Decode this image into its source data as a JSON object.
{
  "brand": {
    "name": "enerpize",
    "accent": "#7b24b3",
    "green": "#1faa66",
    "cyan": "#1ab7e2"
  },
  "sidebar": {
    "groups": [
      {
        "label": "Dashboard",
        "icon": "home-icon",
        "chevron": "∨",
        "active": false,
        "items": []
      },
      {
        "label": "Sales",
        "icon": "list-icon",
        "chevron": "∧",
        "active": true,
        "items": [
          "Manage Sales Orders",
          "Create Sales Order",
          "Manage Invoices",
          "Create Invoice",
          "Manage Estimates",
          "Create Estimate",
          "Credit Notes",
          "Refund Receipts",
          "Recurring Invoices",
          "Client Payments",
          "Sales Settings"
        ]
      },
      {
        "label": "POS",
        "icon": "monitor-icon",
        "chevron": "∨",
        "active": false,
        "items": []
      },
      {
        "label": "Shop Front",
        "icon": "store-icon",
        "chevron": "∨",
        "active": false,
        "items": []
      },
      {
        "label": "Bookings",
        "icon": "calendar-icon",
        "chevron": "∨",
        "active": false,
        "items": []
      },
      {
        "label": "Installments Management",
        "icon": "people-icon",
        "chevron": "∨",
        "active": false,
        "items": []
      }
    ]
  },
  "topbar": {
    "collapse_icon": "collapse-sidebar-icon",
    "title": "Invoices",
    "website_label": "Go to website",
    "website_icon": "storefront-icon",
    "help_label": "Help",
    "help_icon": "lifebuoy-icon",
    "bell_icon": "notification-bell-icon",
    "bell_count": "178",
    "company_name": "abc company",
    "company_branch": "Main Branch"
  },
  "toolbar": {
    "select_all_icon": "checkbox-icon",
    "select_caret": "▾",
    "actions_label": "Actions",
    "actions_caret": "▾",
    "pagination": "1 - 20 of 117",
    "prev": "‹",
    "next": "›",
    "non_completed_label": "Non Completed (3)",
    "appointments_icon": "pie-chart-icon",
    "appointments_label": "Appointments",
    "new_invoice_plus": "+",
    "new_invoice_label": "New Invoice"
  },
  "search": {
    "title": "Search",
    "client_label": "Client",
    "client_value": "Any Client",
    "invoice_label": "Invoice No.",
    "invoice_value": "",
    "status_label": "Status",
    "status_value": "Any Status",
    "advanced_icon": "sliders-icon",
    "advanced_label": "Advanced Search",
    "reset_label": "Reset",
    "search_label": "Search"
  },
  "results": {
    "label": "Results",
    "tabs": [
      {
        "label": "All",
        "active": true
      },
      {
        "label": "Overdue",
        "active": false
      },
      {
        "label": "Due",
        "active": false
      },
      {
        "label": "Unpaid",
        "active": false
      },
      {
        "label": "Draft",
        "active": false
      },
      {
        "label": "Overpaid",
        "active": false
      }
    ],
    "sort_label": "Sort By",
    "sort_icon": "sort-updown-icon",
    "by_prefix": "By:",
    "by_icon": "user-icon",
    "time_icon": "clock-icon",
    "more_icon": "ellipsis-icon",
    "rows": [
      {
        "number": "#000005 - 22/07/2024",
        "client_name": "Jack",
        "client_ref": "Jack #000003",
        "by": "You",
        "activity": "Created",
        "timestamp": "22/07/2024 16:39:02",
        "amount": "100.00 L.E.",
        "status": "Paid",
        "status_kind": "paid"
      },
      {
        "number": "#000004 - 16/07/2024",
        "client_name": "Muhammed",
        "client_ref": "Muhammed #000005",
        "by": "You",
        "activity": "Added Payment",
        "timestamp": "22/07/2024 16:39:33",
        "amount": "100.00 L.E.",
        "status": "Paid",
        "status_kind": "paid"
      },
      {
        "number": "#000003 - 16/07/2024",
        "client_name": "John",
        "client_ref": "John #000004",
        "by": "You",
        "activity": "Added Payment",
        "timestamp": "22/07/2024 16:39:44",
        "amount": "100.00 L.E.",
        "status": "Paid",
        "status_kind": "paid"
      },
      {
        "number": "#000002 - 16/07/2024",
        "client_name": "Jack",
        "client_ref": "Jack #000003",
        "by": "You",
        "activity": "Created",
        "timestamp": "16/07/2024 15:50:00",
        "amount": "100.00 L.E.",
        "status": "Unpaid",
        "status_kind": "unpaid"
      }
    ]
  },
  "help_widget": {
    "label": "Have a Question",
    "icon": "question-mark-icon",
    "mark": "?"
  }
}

☆ ☆ ☆ ☆ ☆ ☆ ☆

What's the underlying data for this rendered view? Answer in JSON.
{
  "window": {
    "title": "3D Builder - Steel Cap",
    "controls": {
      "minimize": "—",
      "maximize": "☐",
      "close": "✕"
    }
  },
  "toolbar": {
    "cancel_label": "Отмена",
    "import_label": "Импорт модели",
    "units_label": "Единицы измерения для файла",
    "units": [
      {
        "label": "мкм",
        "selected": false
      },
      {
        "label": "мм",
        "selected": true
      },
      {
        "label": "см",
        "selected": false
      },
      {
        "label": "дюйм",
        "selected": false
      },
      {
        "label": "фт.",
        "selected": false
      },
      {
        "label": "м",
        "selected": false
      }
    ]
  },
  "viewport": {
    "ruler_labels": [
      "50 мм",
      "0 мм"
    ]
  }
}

☆ ☆ ☆ ☆ ☆ ☆ ☆

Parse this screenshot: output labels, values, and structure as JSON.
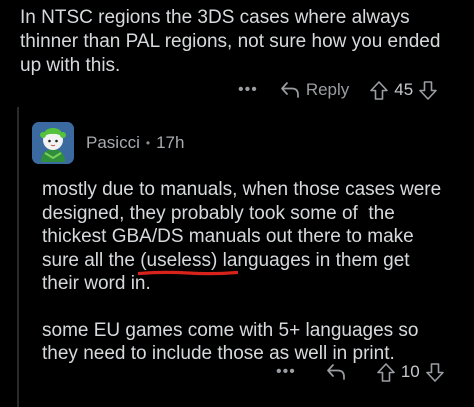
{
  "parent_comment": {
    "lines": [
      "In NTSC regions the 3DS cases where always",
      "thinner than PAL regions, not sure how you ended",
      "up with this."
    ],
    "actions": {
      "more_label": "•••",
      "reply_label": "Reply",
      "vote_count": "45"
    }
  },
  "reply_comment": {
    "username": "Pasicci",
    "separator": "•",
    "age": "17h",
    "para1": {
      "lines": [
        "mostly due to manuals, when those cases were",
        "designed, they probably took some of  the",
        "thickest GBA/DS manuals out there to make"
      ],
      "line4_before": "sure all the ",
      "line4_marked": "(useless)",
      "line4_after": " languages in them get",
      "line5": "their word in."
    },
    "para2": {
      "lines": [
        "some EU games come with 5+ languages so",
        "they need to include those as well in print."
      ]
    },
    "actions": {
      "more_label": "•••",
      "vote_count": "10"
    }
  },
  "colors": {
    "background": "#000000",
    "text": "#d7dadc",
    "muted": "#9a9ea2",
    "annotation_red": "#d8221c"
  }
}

☆ ☆ ☆ ☆ ☆ ☆ ☆

* WRITTEN REQUEST *
From the data, pick out every line that includes "regions".

* CORRECT ANSWER *
      "In NTSC regions the 3DS cases where always",
      "thinner than PAL regions, not sure how you ended",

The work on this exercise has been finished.